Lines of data
◆ ◆ ◆

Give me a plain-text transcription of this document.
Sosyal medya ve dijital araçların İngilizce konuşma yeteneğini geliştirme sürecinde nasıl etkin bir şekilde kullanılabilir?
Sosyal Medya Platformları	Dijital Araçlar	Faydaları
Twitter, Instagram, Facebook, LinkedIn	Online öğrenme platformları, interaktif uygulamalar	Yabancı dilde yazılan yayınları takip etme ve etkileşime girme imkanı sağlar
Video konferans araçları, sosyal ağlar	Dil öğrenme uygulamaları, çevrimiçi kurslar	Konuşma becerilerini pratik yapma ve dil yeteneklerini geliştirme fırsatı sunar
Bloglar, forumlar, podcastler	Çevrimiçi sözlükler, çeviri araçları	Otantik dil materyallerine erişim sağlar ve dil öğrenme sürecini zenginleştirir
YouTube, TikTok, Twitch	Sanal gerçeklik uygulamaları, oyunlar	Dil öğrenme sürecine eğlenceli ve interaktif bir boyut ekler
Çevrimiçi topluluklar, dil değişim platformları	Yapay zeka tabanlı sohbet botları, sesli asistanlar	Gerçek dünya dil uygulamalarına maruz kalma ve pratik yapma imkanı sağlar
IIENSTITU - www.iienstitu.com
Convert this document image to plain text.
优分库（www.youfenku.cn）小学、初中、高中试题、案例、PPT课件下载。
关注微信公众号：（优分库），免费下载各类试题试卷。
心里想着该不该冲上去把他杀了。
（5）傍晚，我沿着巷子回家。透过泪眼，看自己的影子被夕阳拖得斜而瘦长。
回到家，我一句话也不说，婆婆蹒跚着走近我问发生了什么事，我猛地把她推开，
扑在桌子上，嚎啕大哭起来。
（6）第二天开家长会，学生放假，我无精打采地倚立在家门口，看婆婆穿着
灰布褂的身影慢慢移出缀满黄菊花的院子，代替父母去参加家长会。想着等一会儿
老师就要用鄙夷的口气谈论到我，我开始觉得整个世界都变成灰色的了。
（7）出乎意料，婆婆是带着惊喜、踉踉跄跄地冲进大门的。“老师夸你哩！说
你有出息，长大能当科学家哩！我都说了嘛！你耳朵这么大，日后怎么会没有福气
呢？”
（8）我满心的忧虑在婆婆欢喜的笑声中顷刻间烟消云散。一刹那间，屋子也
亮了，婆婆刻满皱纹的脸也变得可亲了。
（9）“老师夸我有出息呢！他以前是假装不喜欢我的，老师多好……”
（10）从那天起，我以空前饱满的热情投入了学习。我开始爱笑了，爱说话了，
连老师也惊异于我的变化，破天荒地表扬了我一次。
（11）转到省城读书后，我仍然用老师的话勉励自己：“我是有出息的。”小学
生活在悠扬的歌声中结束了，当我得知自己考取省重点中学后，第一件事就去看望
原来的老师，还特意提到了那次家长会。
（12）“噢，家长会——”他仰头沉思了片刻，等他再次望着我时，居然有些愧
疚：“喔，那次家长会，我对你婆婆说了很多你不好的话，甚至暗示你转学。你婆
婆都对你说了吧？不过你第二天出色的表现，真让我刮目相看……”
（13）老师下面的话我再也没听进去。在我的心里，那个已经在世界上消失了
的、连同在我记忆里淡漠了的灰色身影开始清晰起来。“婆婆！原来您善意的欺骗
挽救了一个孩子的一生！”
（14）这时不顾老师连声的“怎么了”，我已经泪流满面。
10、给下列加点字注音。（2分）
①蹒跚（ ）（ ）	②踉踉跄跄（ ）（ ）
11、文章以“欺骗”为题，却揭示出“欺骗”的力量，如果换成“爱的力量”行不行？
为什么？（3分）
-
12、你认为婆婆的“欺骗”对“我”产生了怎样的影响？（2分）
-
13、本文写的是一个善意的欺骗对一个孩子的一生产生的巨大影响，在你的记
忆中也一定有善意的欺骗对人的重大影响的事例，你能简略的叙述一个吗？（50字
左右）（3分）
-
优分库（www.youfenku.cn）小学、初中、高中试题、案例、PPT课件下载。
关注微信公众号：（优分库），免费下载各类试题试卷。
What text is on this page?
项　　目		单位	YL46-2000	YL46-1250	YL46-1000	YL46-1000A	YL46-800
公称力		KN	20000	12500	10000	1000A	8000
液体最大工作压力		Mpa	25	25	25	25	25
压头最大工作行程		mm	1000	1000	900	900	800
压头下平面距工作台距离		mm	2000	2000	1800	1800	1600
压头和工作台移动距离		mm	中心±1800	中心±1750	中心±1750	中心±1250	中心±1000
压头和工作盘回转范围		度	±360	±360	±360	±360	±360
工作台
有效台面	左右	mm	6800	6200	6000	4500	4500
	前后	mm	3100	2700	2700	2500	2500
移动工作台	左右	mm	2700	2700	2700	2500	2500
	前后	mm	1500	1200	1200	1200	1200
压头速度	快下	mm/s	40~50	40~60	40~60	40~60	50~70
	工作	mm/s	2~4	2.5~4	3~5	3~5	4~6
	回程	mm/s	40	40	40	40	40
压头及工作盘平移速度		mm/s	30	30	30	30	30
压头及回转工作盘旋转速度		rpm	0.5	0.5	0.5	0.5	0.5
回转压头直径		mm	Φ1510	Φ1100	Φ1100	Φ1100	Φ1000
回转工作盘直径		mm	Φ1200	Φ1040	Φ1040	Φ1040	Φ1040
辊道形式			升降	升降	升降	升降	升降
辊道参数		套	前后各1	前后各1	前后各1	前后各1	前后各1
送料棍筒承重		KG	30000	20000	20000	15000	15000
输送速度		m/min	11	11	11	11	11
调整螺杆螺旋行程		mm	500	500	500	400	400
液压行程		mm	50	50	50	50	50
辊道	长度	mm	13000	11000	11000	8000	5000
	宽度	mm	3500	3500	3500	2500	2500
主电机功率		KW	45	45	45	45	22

◆ ◆ ◆

Directive:
Each line that holds the word "sağlar" should be extracted from the records.

Output below:
Twitter, Instagram, Facebook, LinkedIn	Online öğrenme platformları, interaktif uygulamalar	Yabancı dilde yazılan yayınları takip etme ve etkileşime girme imkanı sağlar
Bloglar, forumlar, podcastler	Çevrimiçi sözlükler, çeviri araçları	Otantik dil materyallerine erişim sağlar ve dil öğrenme sürecini zenginleştirir
Çevrimiçi topluluklar, dil değişim platformları	Yapay zeka tabanlı sohbet botları, sesli asistanlar	Gerçek dünya dil uygulamalarına maruz kalma ve pratik yapma imkanı sağlar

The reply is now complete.